### Given instruction
Gather each line of the entries below that includes "deactivate".

══════════

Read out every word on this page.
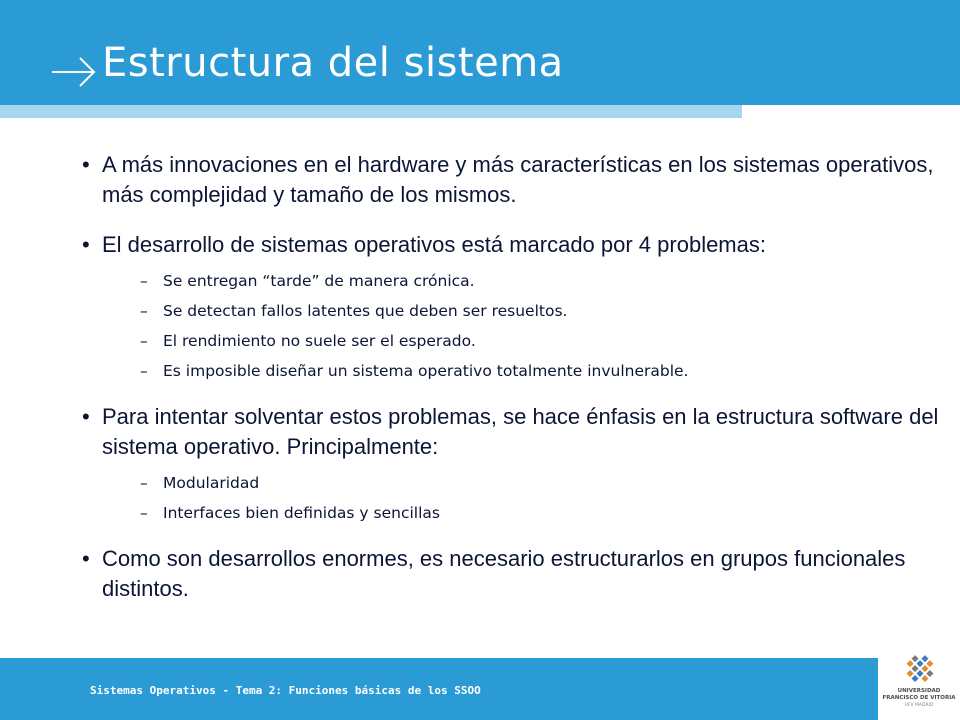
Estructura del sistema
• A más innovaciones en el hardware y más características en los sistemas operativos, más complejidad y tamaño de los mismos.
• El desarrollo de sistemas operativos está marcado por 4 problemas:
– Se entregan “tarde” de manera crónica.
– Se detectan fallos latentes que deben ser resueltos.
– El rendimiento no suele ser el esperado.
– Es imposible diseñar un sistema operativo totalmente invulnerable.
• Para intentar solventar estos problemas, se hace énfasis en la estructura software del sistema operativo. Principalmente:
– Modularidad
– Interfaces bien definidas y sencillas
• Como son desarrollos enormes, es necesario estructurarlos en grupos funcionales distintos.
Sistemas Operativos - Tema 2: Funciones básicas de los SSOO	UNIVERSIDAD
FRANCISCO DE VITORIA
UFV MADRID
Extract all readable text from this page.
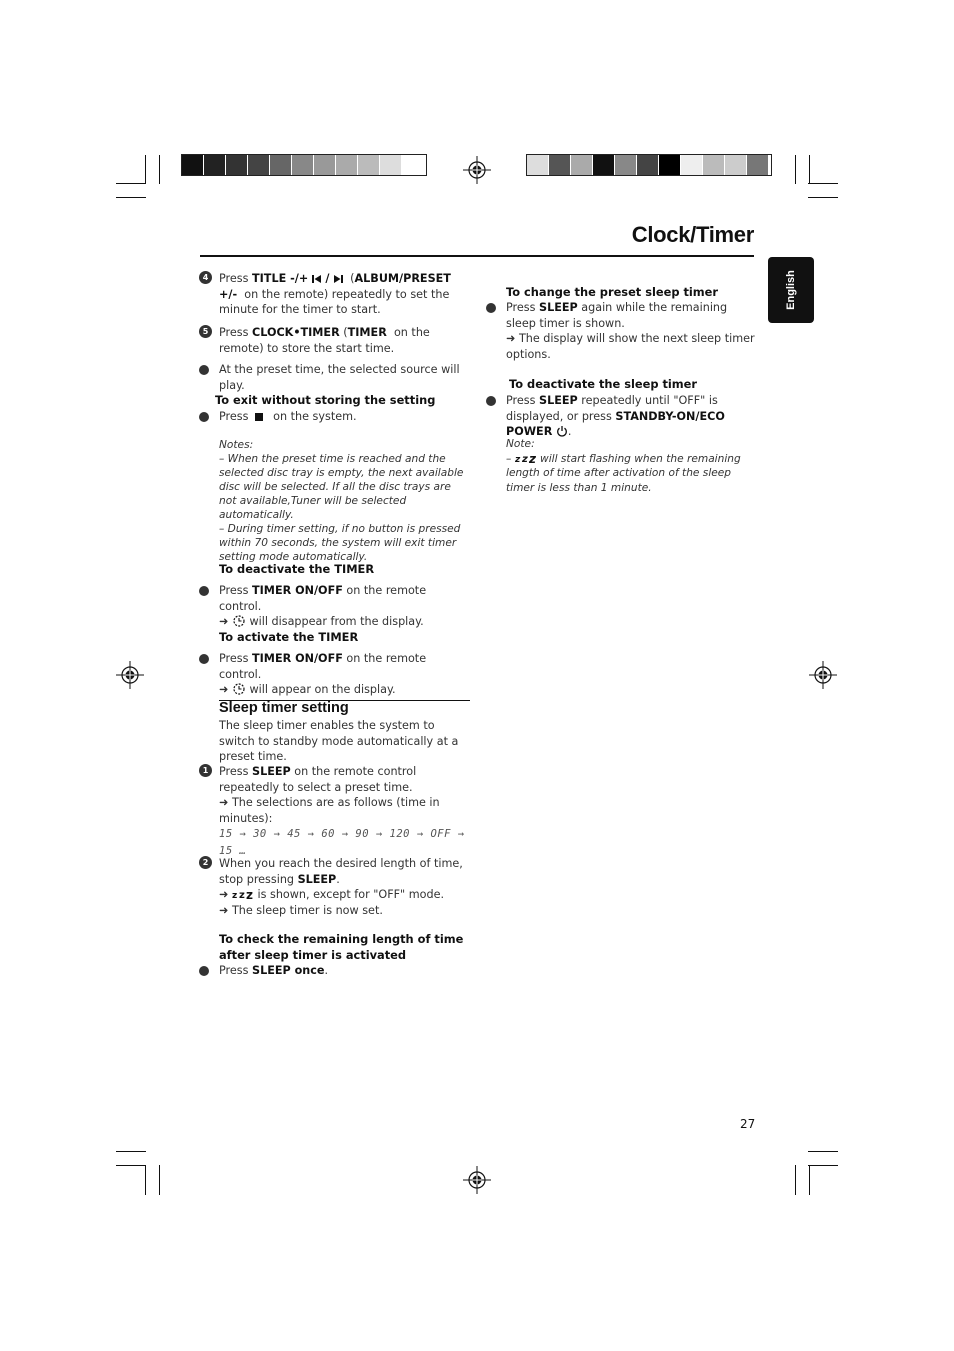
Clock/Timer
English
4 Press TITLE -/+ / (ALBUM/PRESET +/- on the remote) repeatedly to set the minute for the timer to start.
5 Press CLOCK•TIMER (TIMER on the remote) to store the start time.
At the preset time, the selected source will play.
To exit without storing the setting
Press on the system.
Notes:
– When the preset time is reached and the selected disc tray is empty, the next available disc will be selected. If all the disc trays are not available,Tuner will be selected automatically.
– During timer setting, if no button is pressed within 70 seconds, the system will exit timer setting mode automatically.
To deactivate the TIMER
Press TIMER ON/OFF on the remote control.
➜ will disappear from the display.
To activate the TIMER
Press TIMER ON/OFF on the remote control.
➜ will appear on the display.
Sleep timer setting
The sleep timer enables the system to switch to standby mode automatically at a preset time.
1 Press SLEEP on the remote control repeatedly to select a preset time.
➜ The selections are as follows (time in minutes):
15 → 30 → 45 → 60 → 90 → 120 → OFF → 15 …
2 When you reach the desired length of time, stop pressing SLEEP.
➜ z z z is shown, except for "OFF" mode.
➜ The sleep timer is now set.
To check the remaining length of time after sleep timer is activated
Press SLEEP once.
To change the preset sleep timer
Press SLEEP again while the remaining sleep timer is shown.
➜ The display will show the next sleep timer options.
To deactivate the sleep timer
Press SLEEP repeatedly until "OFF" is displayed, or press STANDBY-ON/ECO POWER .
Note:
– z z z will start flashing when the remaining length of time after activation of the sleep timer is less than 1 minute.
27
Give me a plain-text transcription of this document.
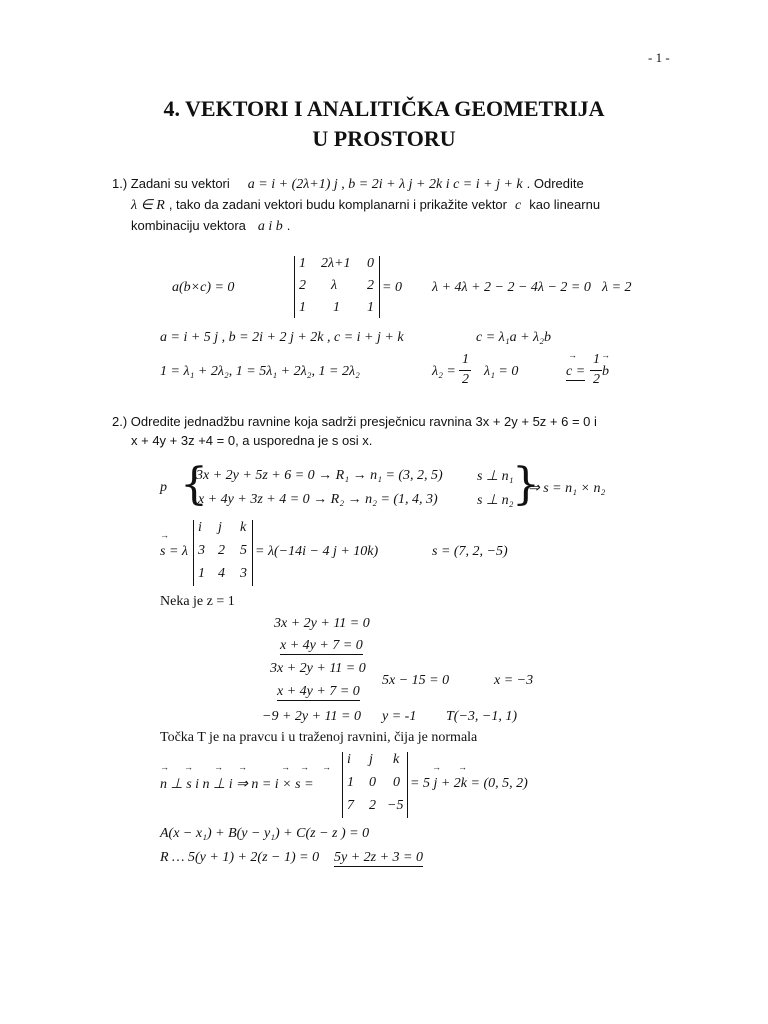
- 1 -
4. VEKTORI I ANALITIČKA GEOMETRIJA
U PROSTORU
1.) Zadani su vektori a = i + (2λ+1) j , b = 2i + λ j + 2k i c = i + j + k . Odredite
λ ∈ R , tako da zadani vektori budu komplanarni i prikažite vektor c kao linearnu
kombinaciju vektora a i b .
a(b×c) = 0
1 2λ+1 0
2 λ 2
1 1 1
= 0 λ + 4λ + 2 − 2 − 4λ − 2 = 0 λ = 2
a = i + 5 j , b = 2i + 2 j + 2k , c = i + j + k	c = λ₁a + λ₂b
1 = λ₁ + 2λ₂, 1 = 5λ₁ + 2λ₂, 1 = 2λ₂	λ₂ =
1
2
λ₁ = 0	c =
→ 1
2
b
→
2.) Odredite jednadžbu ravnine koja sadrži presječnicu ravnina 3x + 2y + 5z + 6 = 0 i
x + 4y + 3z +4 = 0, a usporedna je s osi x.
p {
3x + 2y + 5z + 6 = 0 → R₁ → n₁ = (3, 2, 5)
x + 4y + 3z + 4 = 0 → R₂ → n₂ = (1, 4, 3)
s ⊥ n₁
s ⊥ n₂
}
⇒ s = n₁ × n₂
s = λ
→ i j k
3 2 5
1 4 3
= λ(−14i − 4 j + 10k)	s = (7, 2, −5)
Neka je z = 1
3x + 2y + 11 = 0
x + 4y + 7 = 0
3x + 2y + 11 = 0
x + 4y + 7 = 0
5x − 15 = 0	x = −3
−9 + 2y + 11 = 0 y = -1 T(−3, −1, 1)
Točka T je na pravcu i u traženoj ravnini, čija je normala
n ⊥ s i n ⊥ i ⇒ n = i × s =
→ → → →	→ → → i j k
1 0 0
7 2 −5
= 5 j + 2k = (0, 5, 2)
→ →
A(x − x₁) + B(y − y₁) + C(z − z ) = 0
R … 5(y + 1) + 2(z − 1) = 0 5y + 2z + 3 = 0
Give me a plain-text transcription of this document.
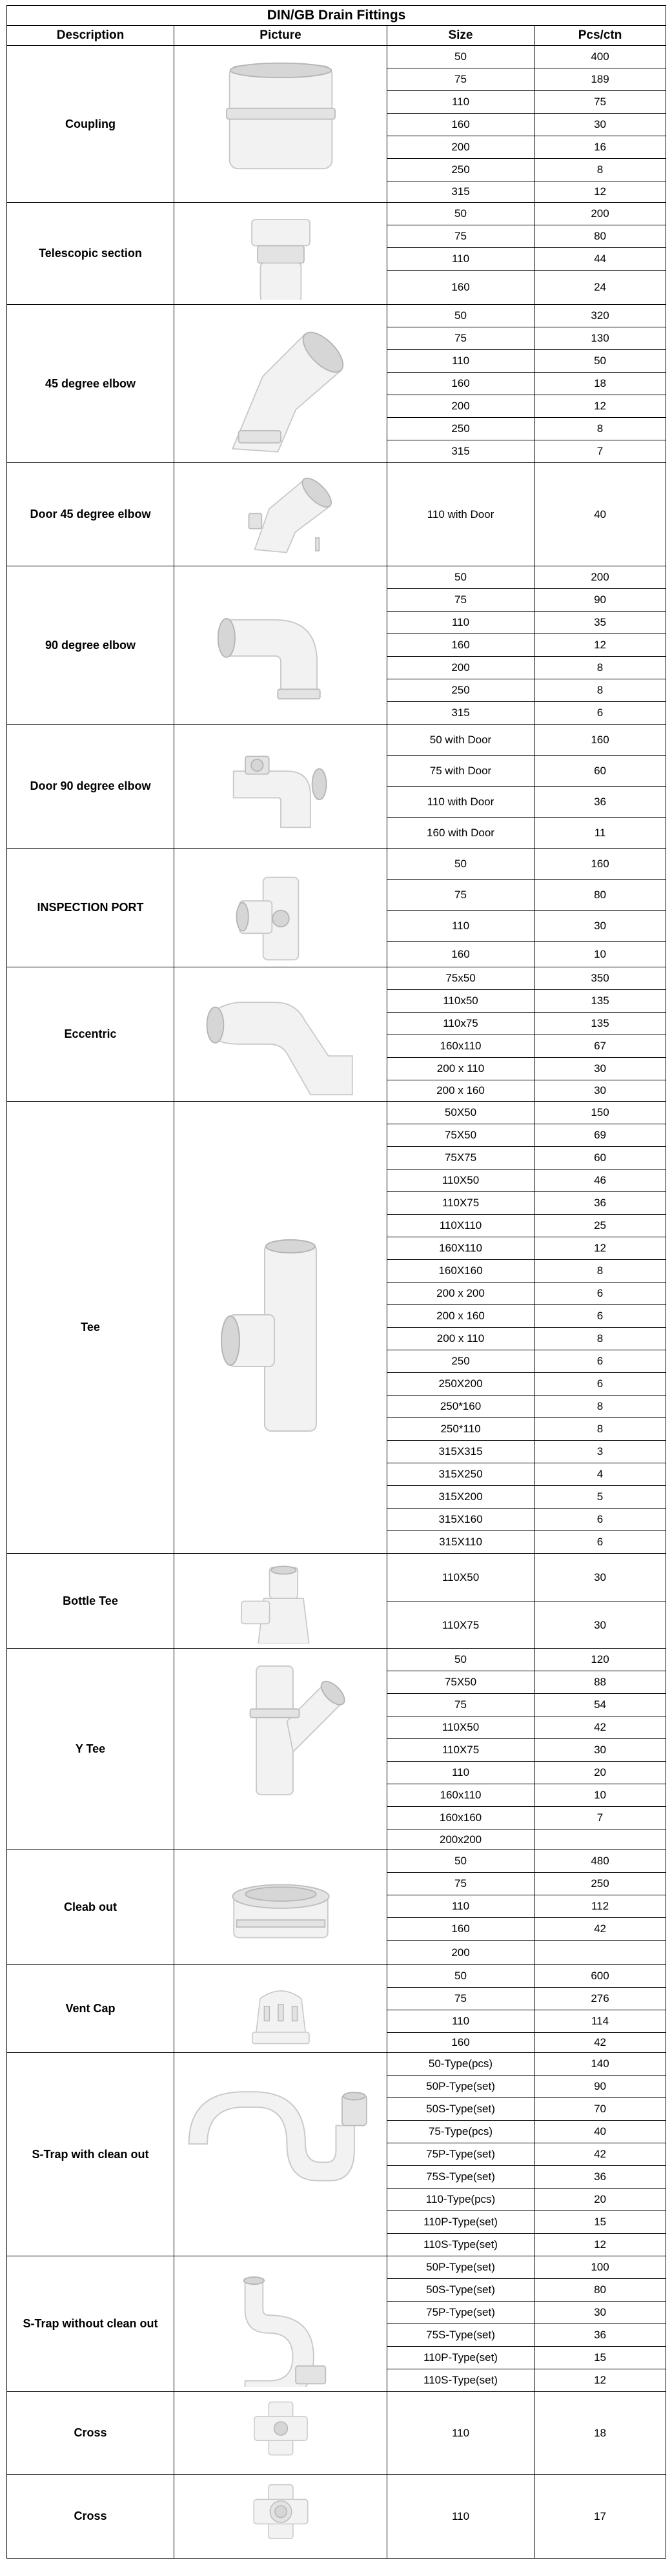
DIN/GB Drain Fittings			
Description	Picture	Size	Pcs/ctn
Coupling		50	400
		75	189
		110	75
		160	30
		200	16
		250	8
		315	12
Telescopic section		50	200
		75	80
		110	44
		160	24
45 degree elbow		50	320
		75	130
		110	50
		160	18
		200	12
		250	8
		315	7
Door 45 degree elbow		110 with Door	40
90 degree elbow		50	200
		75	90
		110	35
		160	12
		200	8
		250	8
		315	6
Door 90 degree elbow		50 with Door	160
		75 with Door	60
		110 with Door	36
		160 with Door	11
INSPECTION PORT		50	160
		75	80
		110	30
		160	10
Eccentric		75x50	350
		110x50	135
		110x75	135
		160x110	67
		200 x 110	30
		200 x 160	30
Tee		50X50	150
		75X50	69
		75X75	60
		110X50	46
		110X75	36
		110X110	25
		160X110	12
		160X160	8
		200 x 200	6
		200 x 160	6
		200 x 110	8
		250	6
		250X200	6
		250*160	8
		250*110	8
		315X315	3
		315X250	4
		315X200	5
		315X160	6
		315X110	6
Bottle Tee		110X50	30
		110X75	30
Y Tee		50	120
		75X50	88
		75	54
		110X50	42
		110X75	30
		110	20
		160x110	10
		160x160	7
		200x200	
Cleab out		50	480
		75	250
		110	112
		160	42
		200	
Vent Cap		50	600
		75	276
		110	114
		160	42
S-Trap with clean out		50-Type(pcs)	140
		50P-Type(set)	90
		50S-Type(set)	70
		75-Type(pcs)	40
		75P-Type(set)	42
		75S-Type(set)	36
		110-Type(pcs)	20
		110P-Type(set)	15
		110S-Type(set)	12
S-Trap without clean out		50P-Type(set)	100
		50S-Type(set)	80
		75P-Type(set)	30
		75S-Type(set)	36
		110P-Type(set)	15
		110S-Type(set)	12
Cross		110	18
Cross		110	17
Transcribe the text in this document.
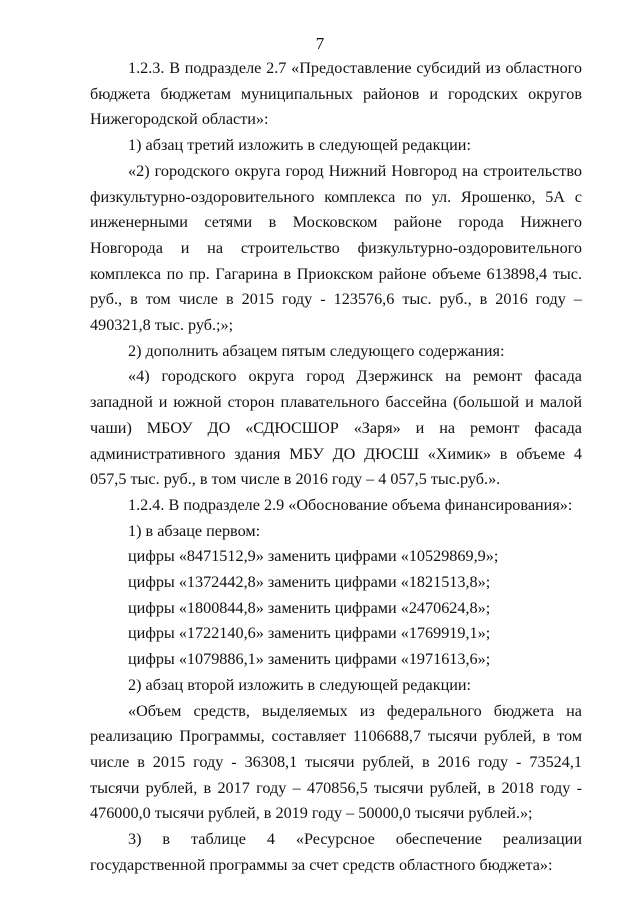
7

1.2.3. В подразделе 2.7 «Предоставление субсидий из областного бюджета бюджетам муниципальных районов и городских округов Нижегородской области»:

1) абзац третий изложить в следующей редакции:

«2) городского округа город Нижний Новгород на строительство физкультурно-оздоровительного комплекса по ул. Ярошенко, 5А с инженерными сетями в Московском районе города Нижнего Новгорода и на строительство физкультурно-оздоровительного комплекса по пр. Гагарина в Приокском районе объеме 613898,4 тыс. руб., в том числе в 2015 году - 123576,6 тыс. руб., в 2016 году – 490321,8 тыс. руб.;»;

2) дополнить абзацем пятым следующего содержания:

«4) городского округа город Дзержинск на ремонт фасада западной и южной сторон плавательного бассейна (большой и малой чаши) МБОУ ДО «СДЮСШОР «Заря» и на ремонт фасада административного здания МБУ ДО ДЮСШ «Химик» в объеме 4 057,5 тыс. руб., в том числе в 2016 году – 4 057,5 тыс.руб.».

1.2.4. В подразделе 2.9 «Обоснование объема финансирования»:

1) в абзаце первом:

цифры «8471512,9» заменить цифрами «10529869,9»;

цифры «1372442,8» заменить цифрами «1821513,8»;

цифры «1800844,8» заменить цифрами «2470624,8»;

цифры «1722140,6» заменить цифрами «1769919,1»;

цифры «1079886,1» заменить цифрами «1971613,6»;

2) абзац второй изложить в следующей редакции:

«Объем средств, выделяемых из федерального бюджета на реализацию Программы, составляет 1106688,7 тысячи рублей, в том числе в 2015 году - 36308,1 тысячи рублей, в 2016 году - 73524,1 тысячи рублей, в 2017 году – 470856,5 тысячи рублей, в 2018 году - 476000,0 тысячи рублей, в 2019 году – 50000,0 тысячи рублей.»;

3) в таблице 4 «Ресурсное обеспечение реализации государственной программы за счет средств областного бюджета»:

══════════

### Response
To deactivate the TIMER
To deactivate the sleep timer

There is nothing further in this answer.